(WRITTEN EXERCISE)
Go through the material below and count the lines with the string "virtual"; the number is the whole answer.

(TASK DATA)
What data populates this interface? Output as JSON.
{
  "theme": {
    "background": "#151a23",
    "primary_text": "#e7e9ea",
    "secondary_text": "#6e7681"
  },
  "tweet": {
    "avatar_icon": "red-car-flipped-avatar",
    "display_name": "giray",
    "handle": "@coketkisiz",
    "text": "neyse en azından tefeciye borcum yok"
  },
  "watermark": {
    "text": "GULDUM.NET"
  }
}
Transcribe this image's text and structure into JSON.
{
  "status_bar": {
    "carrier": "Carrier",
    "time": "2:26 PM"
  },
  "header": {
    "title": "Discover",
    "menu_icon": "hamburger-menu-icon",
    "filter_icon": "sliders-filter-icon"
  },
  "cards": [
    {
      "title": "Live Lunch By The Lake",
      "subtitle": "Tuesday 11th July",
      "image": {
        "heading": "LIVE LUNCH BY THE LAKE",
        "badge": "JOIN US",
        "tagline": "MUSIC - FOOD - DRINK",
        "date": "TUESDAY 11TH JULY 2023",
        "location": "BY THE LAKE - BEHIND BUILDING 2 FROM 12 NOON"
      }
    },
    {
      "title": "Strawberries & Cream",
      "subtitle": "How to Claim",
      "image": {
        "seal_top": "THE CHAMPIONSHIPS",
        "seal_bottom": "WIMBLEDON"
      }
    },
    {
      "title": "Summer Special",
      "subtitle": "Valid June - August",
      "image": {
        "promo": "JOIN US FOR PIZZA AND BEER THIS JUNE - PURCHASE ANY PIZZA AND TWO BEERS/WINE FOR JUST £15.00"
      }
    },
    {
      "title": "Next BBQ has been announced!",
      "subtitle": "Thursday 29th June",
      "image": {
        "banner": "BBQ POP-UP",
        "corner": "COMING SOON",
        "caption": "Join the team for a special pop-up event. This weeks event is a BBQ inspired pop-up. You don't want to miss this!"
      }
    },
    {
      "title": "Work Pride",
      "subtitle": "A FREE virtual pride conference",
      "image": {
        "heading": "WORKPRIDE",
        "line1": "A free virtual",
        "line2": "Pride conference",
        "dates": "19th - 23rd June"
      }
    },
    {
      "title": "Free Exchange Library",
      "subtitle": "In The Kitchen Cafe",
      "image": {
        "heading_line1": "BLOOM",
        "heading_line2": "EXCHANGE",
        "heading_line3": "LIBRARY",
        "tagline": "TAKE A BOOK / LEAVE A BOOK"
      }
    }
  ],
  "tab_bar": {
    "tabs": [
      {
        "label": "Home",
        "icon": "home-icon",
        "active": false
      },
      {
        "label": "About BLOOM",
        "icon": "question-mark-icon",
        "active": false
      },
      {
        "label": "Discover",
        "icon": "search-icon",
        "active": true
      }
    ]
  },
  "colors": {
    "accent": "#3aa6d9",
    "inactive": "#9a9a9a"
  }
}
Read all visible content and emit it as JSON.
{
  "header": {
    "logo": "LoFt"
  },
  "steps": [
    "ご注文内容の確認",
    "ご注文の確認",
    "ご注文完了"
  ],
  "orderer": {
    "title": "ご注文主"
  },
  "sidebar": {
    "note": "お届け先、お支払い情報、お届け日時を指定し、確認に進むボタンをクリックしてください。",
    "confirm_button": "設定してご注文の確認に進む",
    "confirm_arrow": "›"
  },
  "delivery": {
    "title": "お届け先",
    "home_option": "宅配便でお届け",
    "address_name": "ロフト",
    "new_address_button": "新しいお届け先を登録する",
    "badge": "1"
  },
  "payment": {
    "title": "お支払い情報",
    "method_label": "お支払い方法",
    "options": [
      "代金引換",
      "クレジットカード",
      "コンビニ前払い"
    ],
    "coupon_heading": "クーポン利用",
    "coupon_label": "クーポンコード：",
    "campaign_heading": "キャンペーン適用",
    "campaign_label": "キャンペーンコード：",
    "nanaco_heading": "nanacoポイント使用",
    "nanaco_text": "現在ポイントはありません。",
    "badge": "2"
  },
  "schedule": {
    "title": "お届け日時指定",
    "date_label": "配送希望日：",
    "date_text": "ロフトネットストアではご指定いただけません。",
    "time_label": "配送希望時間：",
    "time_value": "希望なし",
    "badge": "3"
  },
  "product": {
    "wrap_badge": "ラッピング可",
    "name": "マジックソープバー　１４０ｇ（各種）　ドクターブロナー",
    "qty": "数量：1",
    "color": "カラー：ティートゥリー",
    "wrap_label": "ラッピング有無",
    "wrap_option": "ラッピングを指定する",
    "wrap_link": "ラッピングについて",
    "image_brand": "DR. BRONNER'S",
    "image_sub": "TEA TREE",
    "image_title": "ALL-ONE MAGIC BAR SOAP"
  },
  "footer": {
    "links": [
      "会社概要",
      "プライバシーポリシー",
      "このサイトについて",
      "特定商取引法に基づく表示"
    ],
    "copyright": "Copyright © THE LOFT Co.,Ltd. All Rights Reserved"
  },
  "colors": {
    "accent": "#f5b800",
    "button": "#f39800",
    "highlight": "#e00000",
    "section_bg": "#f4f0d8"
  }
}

(RESULT OF THIS TASK)
2